◆ Provided information

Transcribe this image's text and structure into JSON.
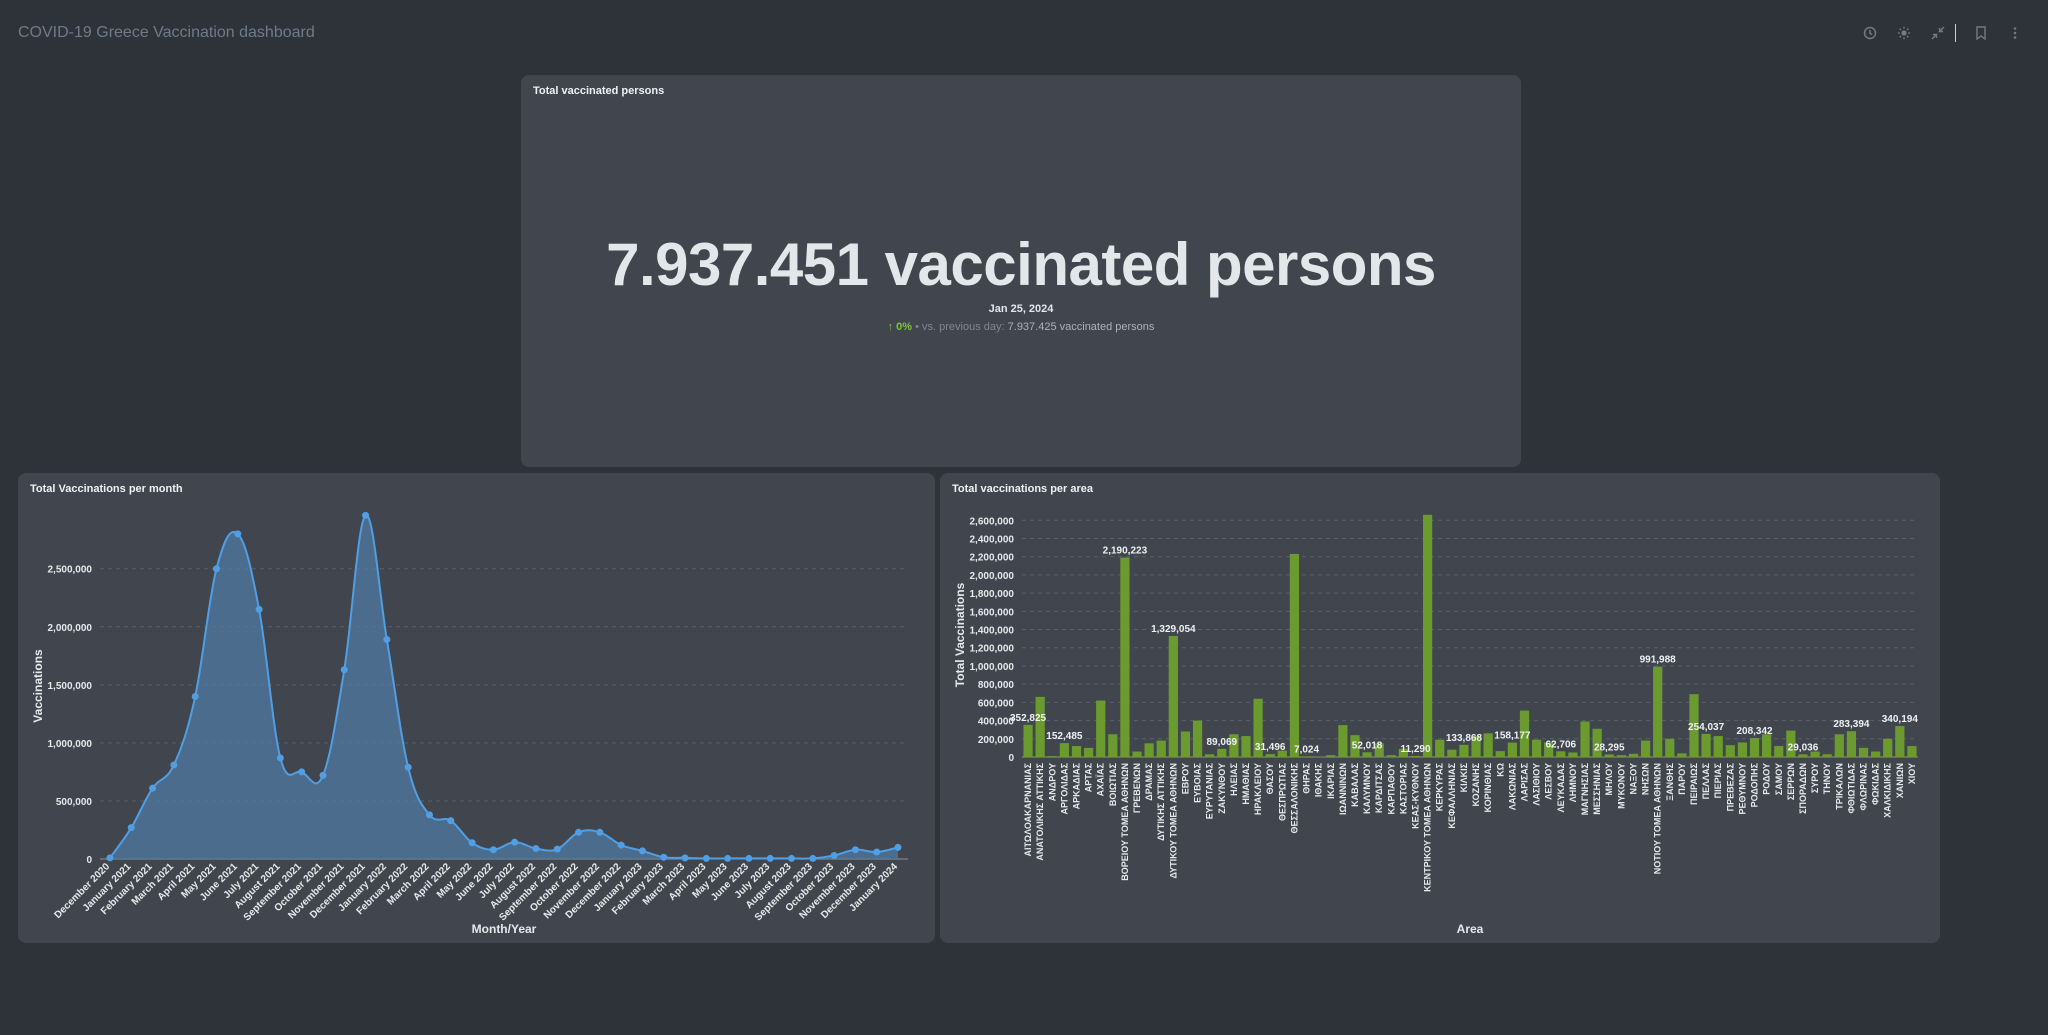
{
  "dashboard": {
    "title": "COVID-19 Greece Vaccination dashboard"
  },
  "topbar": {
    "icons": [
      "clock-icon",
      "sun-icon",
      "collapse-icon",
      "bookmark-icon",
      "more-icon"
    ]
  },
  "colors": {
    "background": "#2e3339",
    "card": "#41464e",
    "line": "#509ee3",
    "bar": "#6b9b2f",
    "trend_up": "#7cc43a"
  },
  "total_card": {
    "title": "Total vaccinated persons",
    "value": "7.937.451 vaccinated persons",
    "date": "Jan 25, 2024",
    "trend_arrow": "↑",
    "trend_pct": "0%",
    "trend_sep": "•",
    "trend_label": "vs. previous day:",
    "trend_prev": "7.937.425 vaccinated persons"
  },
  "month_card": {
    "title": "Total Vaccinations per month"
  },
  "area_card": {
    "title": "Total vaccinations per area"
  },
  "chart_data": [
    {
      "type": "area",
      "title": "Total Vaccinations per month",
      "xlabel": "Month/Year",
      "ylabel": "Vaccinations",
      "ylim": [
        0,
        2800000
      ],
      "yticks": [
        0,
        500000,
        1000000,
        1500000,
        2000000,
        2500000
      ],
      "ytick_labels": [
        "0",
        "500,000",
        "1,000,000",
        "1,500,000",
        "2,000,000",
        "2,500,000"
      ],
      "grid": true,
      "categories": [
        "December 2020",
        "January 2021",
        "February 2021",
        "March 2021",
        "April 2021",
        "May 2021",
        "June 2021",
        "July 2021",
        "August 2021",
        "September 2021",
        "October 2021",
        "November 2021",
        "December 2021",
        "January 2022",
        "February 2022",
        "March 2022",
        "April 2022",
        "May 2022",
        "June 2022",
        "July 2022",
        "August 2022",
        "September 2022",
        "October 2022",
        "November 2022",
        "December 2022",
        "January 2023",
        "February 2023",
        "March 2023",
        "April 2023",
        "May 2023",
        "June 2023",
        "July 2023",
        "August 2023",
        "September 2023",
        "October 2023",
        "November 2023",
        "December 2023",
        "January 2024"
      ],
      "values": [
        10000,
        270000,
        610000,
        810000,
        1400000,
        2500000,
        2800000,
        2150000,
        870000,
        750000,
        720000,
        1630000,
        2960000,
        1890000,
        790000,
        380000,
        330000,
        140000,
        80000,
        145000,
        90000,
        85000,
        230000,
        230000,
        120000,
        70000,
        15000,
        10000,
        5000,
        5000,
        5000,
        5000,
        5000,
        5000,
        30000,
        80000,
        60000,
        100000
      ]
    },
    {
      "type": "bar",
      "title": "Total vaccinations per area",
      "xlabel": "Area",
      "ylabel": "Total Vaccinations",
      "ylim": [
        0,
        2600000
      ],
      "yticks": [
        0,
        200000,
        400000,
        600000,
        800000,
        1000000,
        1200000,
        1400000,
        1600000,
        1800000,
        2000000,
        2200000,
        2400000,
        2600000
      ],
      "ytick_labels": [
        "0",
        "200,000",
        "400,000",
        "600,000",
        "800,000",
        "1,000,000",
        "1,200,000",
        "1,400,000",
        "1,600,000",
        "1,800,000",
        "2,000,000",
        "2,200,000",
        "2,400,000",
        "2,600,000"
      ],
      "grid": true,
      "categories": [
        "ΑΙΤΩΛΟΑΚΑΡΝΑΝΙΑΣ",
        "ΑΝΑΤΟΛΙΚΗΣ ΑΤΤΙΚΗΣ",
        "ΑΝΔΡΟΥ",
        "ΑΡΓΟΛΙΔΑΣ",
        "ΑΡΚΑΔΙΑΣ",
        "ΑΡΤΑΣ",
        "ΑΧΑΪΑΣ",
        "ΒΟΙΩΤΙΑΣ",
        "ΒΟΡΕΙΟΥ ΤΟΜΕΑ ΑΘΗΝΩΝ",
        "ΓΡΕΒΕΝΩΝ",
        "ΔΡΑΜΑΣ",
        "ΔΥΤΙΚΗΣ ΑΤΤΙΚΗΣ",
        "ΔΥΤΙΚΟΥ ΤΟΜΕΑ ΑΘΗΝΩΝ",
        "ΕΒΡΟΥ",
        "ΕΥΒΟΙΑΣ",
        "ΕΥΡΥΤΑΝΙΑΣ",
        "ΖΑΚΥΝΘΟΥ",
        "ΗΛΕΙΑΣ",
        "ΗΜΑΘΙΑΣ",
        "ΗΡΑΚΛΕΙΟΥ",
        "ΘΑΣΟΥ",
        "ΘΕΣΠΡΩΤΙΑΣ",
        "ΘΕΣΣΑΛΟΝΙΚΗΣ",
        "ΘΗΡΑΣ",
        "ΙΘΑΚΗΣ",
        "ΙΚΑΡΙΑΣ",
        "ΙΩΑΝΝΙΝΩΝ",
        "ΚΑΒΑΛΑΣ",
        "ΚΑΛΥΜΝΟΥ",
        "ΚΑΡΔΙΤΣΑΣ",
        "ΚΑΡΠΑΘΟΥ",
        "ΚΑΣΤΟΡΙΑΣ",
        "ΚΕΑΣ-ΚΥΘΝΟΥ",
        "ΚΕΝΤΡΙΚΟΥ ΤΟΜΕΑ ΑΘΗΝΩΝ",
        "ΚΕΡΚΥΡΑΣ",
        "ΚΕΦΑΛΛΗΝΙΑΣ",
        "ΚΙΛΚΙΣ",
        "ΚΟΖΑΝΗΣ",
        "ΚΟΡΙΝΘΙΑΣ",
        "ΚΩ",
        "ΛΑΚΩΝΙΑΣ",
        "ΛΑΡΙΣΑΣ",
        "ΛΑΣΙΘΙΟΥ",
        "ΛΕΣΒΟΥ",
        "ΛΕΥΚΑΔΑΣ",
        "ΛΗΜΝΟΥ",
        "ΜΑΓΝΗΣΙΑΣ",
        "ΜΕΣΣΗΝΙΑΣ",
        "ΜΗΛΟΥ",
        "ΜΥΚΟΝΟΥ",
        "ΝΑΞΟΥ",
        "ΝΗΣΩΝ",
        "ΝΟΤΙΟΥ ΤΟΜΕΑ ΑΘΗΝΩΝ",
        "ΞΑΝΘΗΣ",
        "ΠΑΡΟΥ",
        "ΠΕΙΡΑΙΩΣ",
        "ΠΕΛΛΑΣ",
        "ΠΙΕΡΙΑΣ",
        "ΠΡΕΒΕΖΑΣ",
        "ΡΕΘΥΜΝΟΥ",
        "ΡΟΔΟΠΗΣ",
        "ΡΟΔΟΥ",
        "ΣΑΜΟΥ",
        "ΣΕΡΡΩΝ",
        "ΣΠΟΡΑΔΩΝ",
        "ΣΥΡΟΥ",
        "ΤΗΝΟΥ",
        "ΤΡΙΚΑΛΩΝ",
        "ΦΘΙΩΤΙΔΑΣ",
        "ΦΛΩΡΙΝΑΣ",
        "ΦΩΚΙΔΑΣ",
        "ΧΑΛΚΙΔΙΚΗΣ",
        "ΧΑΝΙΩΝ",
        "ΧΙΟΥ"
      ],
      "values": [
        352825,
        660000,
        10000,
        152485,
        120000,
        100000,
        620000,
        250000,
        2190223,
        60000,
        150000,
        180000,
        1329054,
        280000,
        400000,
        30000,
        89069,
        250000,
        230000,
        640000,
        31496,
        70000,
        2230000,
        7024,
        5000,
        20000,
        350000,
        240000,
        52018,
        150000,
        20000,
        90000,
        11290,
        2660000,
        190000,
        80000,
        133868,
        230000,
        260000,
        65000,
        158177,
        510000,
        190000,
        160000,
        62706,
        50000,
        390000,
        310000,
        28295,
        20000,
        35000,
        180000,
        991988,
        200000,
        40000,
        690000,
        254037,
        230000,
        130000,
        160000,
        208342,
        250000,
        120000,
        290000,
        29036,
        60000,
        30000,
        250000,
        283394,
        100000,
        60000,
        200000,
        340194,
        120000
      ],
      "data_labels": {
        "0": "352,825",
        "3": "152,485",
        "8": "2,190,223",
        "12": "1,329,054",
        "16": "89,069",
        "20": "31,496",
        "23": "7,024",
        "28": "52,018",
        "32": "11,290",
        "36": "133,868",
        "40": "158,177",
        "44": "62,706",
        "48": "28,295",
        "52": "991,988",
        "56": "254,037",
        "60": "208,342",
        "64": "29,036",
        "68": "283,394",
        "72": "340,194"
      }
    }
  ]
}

◆ What the task requires
In the entries above, find each line with the word "November" and show it.

◆ Exercise solution
        "November 2021",
        "November 2022",
        "November 2023",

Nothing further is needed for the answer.